Dataset items:

## start

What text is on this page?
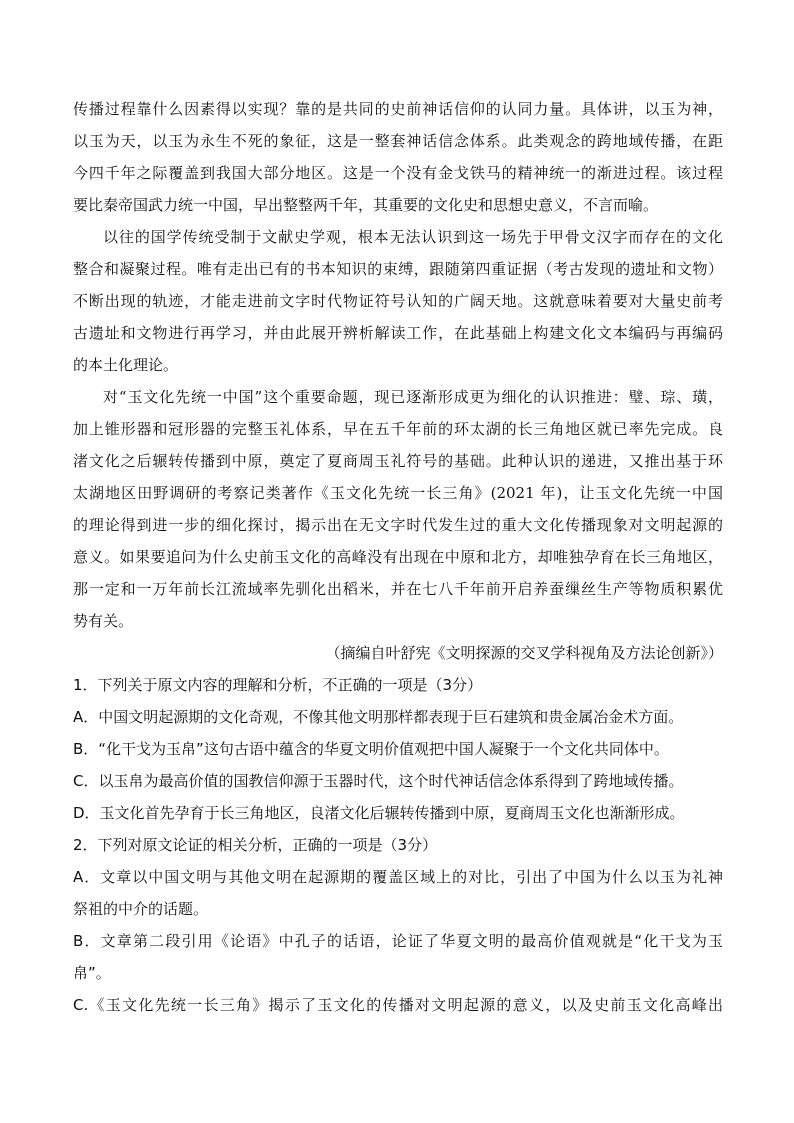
传播过程靠什么因素得以实现？靠的是共同的史前神话信仰的认同力量。具体讲，以玉为神，
以玉为天，以玉为永生不死的象征，这是一整套神话信念体系。此类观念的跨地域传播，在距
今四千年之际覆盖到我国大部分地区。这是一个没有金戈铁马的精神统一的渐进过程。该过程
要比秦帝国武力统一中国，早出整整两千年，其重要的文化史和思想史意义，不言而喻。
以往的国学传统受制于文献史学观，根本无法认识到这一场先于甲骨文汉字而存在的文化
整合和凝聚过程。唯有走出已有的书本知识的束缚，跟随第四重证据（考古发现的遗址和文物）
不断出现的轨迹，才能走进前文字时代物证符号认知的广阔天地。这就意味着要对大量史前考
古遗址和文物进行再学习，并由此展开辨析解读工作，在此基础上构建文化文本编码与再编码
的本土化理论。
对“玉文化先统一中国”这个重要命题，现已逐渐形成更为细化的认识推进：璧、琮、璜，
加上锥形器和冠形器的完整玉礼体系，早在五千年前的环太湖的长三角地区就已率先完成。良
渚文化之后辗转传播到中原，奠定了夏商周玉礼符号的基础。此种认识的递进，又推出基于环
太湖地区田野调研的考察记类著作《玉文化先统一长三角》(2021 年)，让玉文化先统一中国
的理论得到进一步的细化探讨，揭示出在无文字时代发生过的重大文化传播现象对文明起源的
意义。如果要追问为什么史前玉文化的高峰没有出现在中原和北方，却唯独孕育在长三角地区，
那一定和一万年前长江流域率先驯化出稻米，并在七八千年前开启养蚕缫丝生产等物质积累优
势有关。
（摘编自叶舒宪《文明探源的交叉学科视角及方法论创新》）
1．下列关于原文内容的理解和分析，不正确的一项是（3分）
A．中国文明起源期的文化奇观，不像其他文明那样都表现于巨石建筑和贵金属冶金术方面。
B．“化干戈为玉帛”这句古语中蕴含的华夏文明价值观把中国人凝聚于一个文化共同体中。
C．以玉帛为最高价值的国教信仰源于玉器时代，这个时代神话信念体系得到了跨地域传播。
D．玉文化首先孕育于长三角地区，良渚文化后辗转传播到中原，夏商周玉文化也渐渐形成。
2．下列对原文论证的相关分析，正确的一项是（3分）
A．文章以中国文明与其他文明在起源期的覆盖区域上的对比，引出了中国为什么以玉为礼神
祭祖的中介的话题。
B．文章第二段引用《论语》中孔子的话语，论证了华夏文明的最高价值观就是“化干戈为玉
帛”。
C.《玉文化先统一长三角》揭示了玉文化的传播对文明起源的意义，以及史前玉文化高峰出
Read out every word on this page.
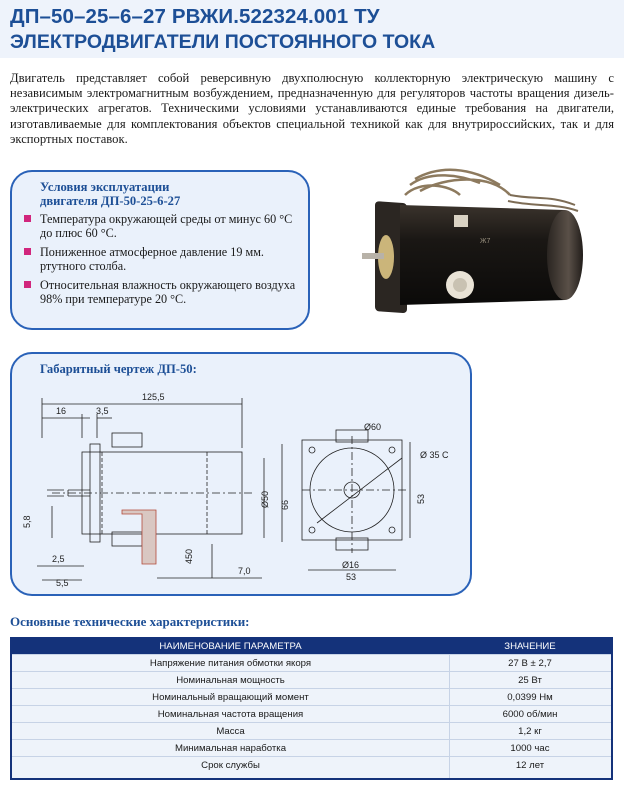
ДП–50–25–6–27 РВЖИ.522324.001 ТУ
ЭЛЕКТРОДВИГАТЕЛИ ПОСТОЯННОГО ТОКА
Двигатель представляет собой реверсивную двухполюсную коллекторную электрическую машину с независимым электромагнитным возбуждением, предназначенную для регуляторов частоты вращения дизель-электрических агрегатов. Техническими условиями устанавливаются единые требования на двигатели, изготавливаемые для комплектования объектов специальной техникой как для внутрироссийских, так и для экспортных поставок.
Условия эксплуатации
двигателя ДП-50-25-6-27
Температура окружающей среды от минус 60 °С до плюс 60 °С.
Пониженное атмосферное давление 19 мм. ртутного столба.
Относительная влажность окружающего воздуха 98% при температуре 20 °С.
Ж7
Габаритный чертеж ДП-50:
125,5
16	3,5
5,8
2,5
5,5
450
7,0
Ø50 66
Ø60
Ø 35 С
Ø16
53
53
Основные технические характеристики:
НАИМЕНОВАНИЕ ПАРАМЕТРА	ЗНАЧЕНИЕ
Напряжение питания обмотки якоря	27 В ± 2,7
Номинальная мощность	25 Вт
Номинальный вращающий момент	0,0399 Нм
Номинальная частота вращения	6000 об/мин
Масса	1,2 кг
Минимальная наработка	1000 час
Срок службы	12 лет
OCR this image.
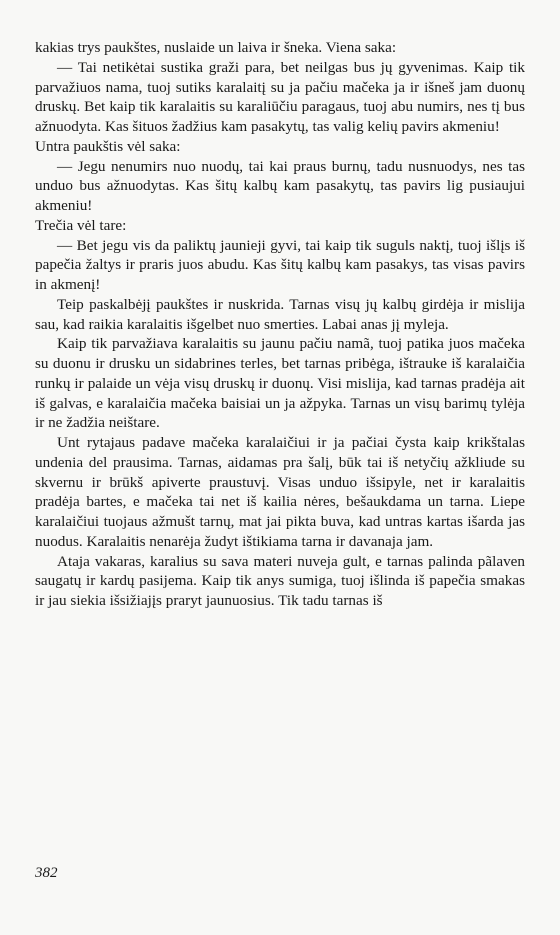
kakias trys paukštes, nuslaide un laiva ir šneka. Viena saka:

— Tai netikėtai sustika graži para, bet neilgas bus jų gyvenimas. Kaip tik parvažiuos nama, tuoj sutiks karalaitį su ja pačiu mačeka ja ir išneš jam duonų druskų. Bet kaip tik karalaitis su karaliūčiu paragaus, tuoj abu numirs, nes tį bus ažnuodyta. Kas šituos žadžius kam pasakytų, tas valig kelių pavirs akmeniu!

Untra paukštis vėl saka:

— Jegu nenumirs nuo nuodų, tai kai praus burnų, tadu nusnuodys, nes tas unduo bus ažnuodytas. Kas šitų kalbų kam pasakytų, tas pavirs lig pusiaujui akmeniu!

Trečia vėl tare:

— Bet jegu vis da paliktų jaunieji gyvi, tai kaip tik suguls naktį, tuoj išlįs iš papečia žaltys ir praris juos abudu. Kas šitų kalbų kam pasakys, tas visas pavirs in akmenį!

Teip paskalbėjį paukštes ir nuskrida. Tarnas visų jų kalbų girdėja ir mislija sau, kad raikia karalaitis išgelbet nuo smerties. Labai anas jį myleja.

Kaip tik parvažiava karalaitis su jaunu pačiu namã, tuoj patika juos mačeka su duonu ir drusku un sidabrines terles, bet tarnas pribėga, ištrauke iš karalaičia runkų ir palaide un vėja visų druskų ir duonų. Visi mislija, kad tarnas pradėja ait iš galvas, e karalaičia mačeka baisiai un ja ažpyka. Tarnas un visų barimų tylėja ir ne žadžia neištare.

Unt rytajaus padave mačeka karalaičiui ir ja pačiai čysta kaip krikštalas undenia del prausima. Tarnas, aidamas pra šalį, būk tai iš netyčių ažkliude su skvernu ir brūkš apiverte praustuvį. Visas unduo išsipyle, net ir karalaitis pradėja bartes, e mačeka tai net iš kailia nėres, bešaukdama un tarna. Liepe karalaičiui tuojaus ažmušt tarnų, mat jai pikta buva, kad untras kartas išarda jas nuodus. Karalaitis nenarėja žudyt ištikiama tarna ir davanaja jam.

Ataja vakaras, karalius su sava materi nuveja gult, e tarnas palinda pãlaven saugatų ir kardų pasijema. Kaip tik anys sumiga, tuoj išlinda iš papečia smakas ir jau siekia išsižiajįs praryt jaunuosius. Tik tadu tarnas iš

382
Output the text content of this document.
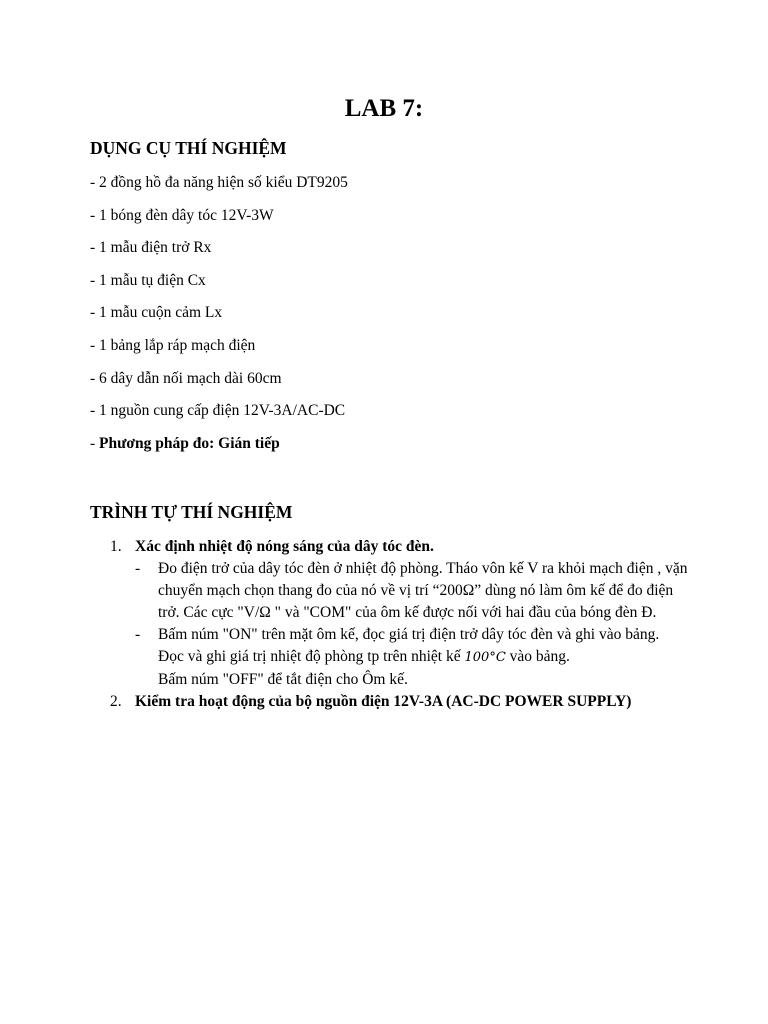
LAB 7:
DỤNG CỤ THÍ NGHIỆM
- 2 đồng hồ đa năng hiện số kiểu DT9205
- 1 bóng đèn dây tóc 12V-3W
- 1 mẫu điện trở Rx
- 1 mẫu tụ điện Cx
- 1 mẫu cuộn cảm Lx
- 1 bảng lắp ráp mạch điện
- 6 dây dẫn nối mạch dài 60cm
- 1 nguồn cung cấp điện 12V-3A/AC-DC
- Phương pháp đo: Gián tiếp
TRÌNH TỰ THÍ NGHIỆM
1. Xác định nhiệt độ nóng sáng của dây tóc đèn.
- Đo điện trở của dây tóc đèn ở nhiệt độ phòng. Tháo vôn kế V ra khỏi mạch điện , vặn chuyển mạch chọn thang đo của nó về vị trí “200Ω” dùng nó làm ôm kế để đo điện trở. Các cực "V/Ω " và "COM" của ôm kế được nối với hai đầu của bóng đèn Đ.
- Bấm núm "ON" trên mặt ôm kế, đọc giá trị điện trở dây tóc đèn và ghi vào bảng.
Đọc và ghi giá trị nhiệt độ phòng tp trên nhiệt kế 100°C vào bảng.
Bấm núm "OFF" để tắt điện cho Ôm kế.
2. Kiểm tra hoạt động của bộ nguồn điện 12V-3A (AC-DC POWER SUPPLY)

## end

DIRECTIONS: Where a line of the material above holds the string "mačeka", copy that line.

WRITTEN RESPONSE:
— Tai netikėtai sustika graži para, bet neilgas bus jų gyvenimas. Kaip tik parvažiuos nama, tuoj sutiks karalaitį su ja pačiu mačeka ja ir išneš jam duonų druskų. Bet kaip tik karalaitis su karaliūčiu paragaus, tuoj abu numirs, nes tį bus ažnuodyta. Kas šituos žadžius kam pasakytų, tas valig kelių pavirs akmeniu!
Kaip tik parvažiava karalaitis su jaunu pačiu namã, tuoj patika juos mačeka su duonu ir drusku un sidabrines terles, bet tarnas pribėga, ištrauke iš karalaičia runkų ir palaide un vėja visų druskų ir duonų. Visi mislija, kad tarnas pradėja ait iš galvas, e karalaičia mačeka baisiai un ja ažpyka. Tarnas un visų barimų tylėja ir ne žadžia neištare.
Unt rytajaus padave mačeka karalaičiui ir ja pačiai čysta kaip krikštalas undenia del prausima. Tarnas, aidamas pra šalį, būk tai iš netyčių ažkliude su skvernu ir brūkš apiverte praustuvį. Visas unduo išsipyle, net ir karalaitis pradėja bartes, e mačeka tai net iš kailia nėres, bešaukdama un tarna. Liepe karalaičiui tuojaus ažmušt tarnų, mat jai pikta buva, kad untras kartas išarda jas nuodus. Karalaitis nenarėja žudyt ištikiama tarna ir davanaja jam.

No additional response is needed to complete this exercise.